[Dataset entries on figures]
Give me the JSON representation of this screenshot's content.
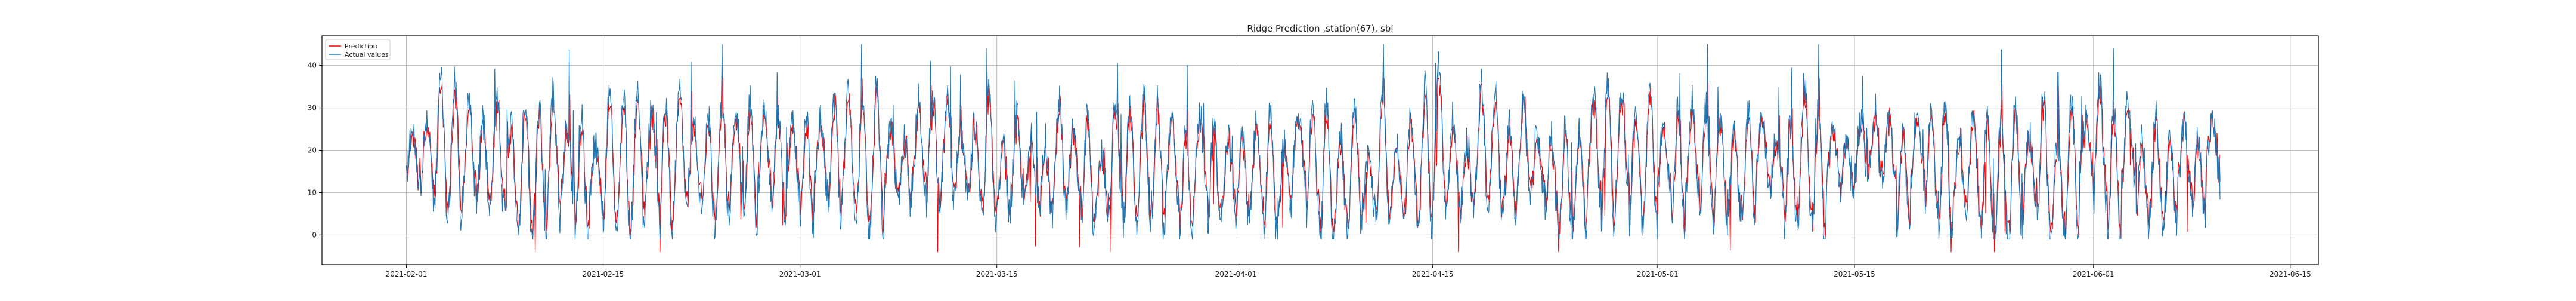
{
  "chart_data": {
    "type": "line",
    "title": "Ridge Prediction ,station(67), sbi",
    "xlabel": "",
    "ylabel": "",
    "x_ticks": [
      "2021-02-01",
      "2021-02-15",
      "2021-03-01",
      "2021-03-15",
      "2021-04-01",
      "2021-04-15",
      "2021-05-01",
      "2021-05-15",
      "2021-06-01",
      "2021-06-15"
    ],
    "x_range": [
      "2021-01-26",
      "2021-06-17"
    ],
    "x_data_range": [
      "2021-02-01",
      "2021-06-10"
    ],
    "y_ticks": [
      0,
      10,
      20,
      30,
      40
    ],
    "ylim": [
      -7,
      47
    ],
    "grid": true,
    "legend_position": "top-left",
    "series": [
      {
        "name": "Prediction",
        "color": "#ff0000",
        "y_min": -4,
        "y_max": 37
      },
      {
        "name": "Actual values",
        "color": "#1f77b4",
        "y_min": -1,
        "y_max": 45
      }
    ]
  }
}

#### [Set exercise]
Isolate each line of the listing above that includes "name". Copy it.

#### [Solution for this problem]
        "name": "Prediction",
        "name": "Actual values",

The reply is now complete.